## Objective
Check each line of the listing below for the string "ylabel", and give only how many lines hold it.

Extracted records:
---*---

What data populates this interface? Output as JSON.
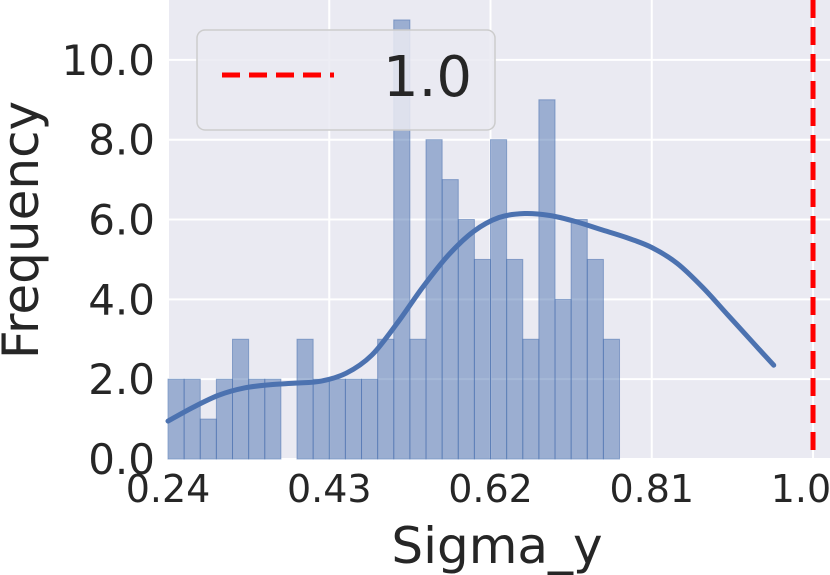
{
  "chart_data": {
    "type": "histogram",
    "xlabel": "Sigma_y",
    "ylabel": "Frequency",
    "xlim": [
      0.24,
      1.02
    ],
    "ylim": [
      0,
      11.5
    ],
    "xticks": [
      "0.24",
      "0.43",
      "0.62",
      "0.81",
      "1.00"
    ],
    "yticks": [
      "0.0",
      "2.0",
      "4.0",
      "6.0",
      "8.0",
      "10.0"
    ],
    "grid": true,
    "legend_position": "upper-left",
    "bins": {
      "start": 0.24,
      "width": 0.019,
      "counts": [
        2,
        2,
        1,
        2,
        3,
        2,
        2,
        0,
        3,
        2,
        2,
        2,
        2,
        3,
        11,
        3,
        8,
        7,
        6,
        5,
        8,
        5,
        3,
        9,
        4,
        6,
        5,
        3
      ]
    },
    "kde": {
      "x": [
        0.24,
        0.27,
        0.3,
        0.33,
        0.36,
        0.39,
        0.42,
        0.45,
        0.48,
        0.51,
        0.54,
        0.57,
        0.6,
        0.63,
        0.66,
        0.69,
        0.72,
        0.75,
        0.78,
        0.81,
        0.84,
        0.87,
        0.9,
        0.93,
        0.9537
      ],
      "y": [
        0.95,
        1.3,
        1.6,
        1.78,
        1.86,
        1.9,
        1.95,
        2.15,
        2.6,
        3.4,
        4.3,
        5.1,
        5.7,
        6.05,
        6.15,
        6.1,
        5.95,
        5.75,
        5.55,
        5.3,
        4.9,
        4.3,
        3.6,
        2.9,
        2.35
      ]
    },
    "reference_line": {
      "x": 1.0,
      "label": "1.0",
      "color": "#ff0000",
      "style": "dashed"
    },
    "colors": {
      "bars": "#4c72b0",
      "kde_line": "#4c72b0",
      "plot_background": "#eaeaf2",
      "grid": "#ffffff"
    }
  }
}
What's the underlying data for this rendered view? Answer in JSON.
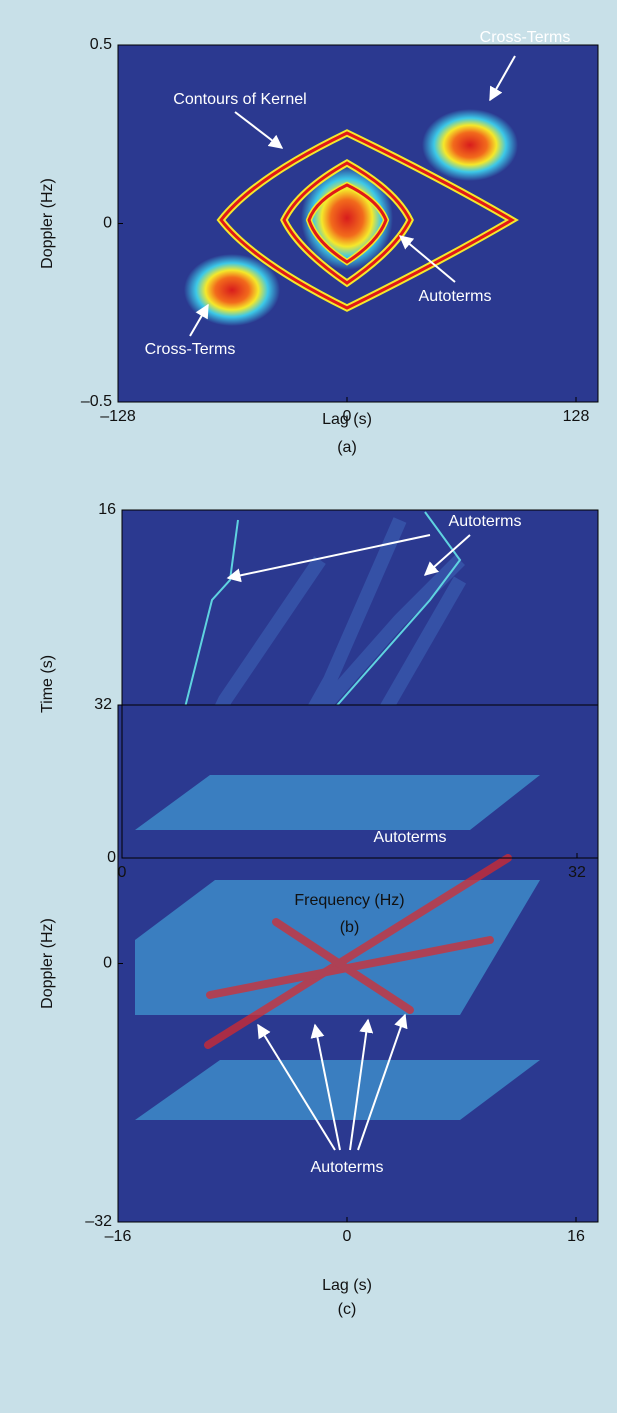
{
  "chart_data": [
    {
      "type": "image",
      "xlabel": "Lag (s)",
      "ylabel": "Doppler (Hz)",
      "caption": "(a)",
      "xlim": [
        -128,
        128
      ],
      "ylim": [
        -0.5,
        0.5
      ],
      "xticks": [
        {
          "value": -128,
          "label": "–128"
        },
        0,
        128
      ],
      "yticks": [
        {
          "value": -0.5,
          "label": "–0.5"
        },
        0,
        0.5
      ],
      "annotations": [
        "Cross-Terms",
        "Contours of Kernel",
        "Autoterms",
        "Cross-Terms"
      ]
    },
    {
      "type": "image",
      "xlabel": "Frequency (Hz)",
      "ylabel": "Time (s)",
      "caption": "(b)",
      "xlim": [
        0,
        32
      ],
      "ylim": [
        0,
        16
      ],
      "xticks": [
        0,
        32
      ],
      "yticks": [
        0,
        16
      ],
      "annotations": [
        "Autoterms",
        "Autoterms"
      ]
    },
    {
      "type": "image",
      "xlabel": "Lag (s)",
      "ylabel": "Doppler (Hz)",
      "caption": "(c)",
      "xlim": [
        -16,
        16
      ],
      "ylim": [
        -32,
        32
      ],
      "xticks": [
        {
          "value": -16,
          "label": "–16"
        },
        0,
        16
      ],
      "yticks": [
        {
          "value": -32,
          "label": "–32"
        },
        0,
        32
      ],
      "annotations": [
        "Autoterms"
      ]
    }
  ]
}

---*---

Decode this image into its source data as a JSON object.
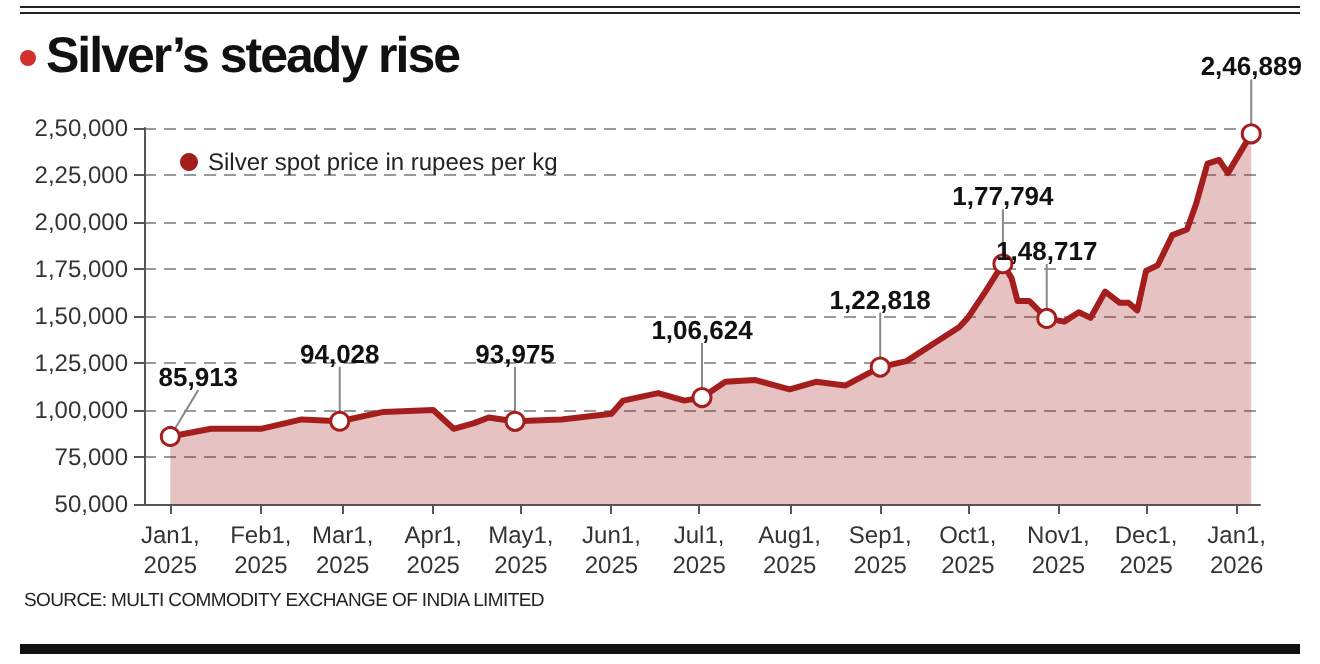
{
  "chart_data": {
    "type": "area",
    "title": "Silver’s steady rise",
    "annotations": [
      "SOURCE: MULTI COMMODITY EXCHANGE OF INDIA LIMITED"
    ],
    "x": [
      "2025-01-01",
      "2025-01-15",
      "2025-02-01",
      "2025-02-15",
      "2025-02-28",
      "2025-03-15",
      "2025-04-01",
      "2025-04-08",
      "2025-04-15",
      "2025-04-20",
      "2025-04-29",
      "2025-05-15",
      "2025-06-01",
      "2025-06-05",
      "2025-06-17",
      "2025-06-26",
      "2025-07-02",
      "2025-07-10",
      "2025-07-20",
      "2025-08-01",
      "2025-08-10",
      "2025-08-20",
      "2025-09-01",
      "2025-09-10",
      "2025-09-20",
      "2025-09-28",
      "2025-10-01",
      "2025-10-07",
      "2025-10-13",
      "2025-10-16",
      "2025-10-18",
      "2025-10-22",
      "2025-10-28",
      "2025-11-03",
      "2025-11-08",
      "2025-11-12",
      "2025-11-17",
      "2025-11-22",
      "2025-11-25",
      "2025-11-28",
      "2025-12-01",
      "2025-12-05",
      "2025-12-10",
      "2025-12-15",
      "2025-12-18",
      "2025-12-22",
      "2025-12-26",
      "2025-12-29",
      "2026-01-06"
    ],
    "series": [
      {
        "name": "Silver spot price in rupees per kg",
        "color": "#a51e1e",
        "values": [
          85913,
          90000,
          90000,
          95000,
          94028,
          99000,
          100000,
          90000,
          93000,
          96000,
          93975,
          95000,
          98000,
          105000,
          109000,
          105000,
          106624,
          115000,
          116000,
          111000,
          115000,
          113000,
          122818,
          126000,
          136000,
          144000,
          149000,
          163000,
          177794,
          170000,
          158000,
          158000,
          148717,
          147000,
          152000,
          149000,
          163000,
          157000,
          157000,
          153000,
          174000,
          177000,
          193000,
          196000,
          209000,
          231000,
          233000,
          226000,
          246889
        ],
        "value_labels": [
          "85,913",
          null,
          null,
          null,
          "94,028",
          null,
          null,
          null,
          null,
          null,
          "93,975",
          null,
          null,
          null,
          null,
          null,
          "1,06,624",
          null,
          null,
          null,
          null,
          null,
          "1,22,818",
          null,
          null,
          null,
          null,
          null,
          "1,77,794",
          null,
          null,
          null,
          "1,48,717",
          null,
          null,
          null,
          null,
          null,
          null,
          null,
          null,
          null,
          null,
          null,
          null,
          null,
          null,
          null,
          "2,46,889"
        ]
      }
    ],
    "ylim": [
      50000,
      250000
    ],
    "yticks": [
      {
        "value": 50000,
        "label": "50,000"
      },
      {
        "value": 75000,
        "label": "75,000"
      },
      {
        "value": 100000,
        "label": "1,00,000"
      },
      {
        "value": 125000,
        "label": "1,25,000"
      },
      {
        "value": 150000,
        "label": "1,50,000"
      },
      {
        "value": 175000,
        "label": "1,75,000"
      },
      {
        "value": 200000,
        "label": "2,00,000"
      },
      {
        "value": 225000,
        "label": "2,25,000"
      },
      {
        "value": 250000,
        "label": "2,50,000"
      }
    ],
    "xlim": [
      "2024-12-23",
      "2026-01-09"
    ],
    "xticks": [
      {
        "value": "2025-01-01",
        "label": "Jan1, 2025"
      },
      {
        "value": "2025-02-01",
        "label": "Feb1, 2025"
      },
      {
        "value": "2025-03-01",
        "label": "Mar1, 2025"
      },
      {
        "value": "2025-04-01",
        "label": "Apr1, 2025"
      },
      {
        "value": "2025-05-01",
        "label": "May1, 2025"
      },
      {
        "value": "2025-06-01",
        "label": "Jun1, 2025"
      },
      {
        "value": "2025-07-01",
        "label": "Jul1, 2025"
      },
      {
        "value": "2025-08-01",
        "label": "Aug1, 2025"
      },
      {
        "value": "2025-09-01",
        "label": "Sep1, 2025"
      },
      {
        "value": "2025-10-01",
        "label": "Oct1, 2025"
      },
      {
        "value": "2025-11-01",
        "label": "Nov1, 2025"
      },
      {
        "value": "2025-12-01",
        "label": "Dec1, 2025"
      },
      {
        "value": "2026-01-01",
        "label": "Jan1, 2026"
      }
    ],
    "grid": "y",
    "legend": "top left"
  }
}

---*---

## Response to this exercise
4